Write out the listing below without alteration, omitting its pictures.
===== ENTRIES PROVIDED =====
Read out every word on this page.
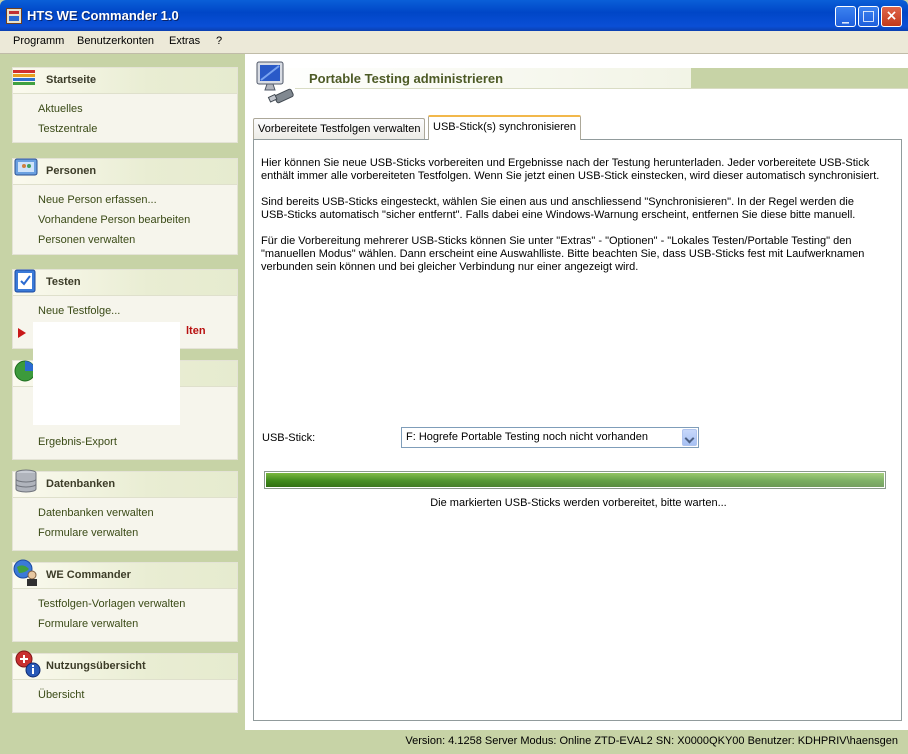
HTS WE Commander 1.0	_ □ ×
Programm Benutzerkonten Extras ?
Startseite
Aktuelles
Testzentrale
Personen
Neue Person erfassen...
Vorhandene Person bearbeiten
Personen verwalten
Testen
Neue Testfolge...
lten
Ergebnis-Export
Datenbanken
Datenbanken verwalten
Formulare verwalten
WE Commander
Testfolgen-Vorlagen verwalten
Formulare verwalten
Nutzungsübersicht
Übersicht
Portable Testing administrieren
Vorbereitete Testfolgen verwalten	USB-Stick(s) synchronisieren
Hier können Sie neue USB-Sticks vorbereiten und Ergebnisse nach der Testung herunterladen. Jeder vorbereitete USB-Stick enthält immer alle vorbereiteten Testfolgen. Wenn Sie jetzt einen USB-Stick einstecken, wird dieser automatisch synchronisiert.
Sind bereits USB-Sticks eingesteckt, wählen Sie einen aus und anschliessend "Synchronisieren". In der Regel werden die USB-Sticks automatisch "sicher entfernt". Falls dabei eine Windows-Warnung erscheint, entfernen Sie diese bitte manuell.
Für die Vorbereitung mehrerer USB-Sticks können Sie unter "Extras" - "Optionen" - "Lokales Testen/Portable Testing" den "manuellen Modus" wählen. Dann erscheint eine Auswahlliste. Bitte beachten Sie, dass USB-Sticks fest mit Laufwerknamen verbunden sein können und bei gleicher Verbindung nur einer angezeigt wird.
USB-Stick:	F: Hogrefe Portable Testing noch nicht vorhanden
Die markierten USB-Sticks werden vorbereitet, bitte warten...
Version: 4.1258 Server Modus: Online ZTD-EVAL2 SN: X0000QKY00 Benutzer: KDHPRIV\haensgen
=====
(REPLY)
Read out every word on this page.
HTS WE Commander 1.0	_ □ ×
Programm Benutzerkonten Extras ?
Startseite
Aktuelles
Testzentrale
Personen
Neue Person erfassen...
Vorhandene Person bearbeiten
Personen verwalten
Testen
Neue Testfolge...
lten
Ergebnis-Export
Datenbanken
Datenbanken verwalten
Formulare verwalten
WE Commander
Testfolgen-Vorlagen verwalten
Formulare verwalten
Nutzungsübersicht
Übersicht
Portable Testing administrieren
Vorbereitete Testfolgen verwalten	USB-Stick(s) synchronisieren
Hier können Sie neue USB-Sticks vorbereiten und Ergebnisse nach der Testung herunterladen. Jeder vorbereitete USB-Stick enthält immer alle vorbereiteten Testfolgen. Wenn Sie jetzt einen USB-Stick einstecken, wird dieser automatisch synchronisiert.
Sind bereits USB-Sticks eingesteckt, wählen Sie einen aus und anschliessend "Synchronisieren". In der Regel werden die USB-Sticks automatisch "sicher entfernt". Falls dabei eine Windows-Warnung erscheint, entfernen Sie diese bitte manuell.
Für die Vorbereitung mehrerer USB-Sticks können Sie unter "Extras" - "Optionen" - "Lokales Testen/Portable Testing" den "manuellen Modus" wählen. Dann erscheint eine Auswahlliste. Bitte beachten Sie, dass USB-Sticks fest mit Laufwerknamen verbunden sein können und bei gleicher Verbindung nur einer angezeigt wird.
USB-Stick:	F: Hogrefe Portable Testing noch nicht vorhanden
Die markierten USB-Sticks werden vorbereitet, bitte warten...
Version: 4.1258 Server Modus: Online ZTD-EVAL2 SN: X0000QKY00 Benutzer: KDHPRIV\haensgen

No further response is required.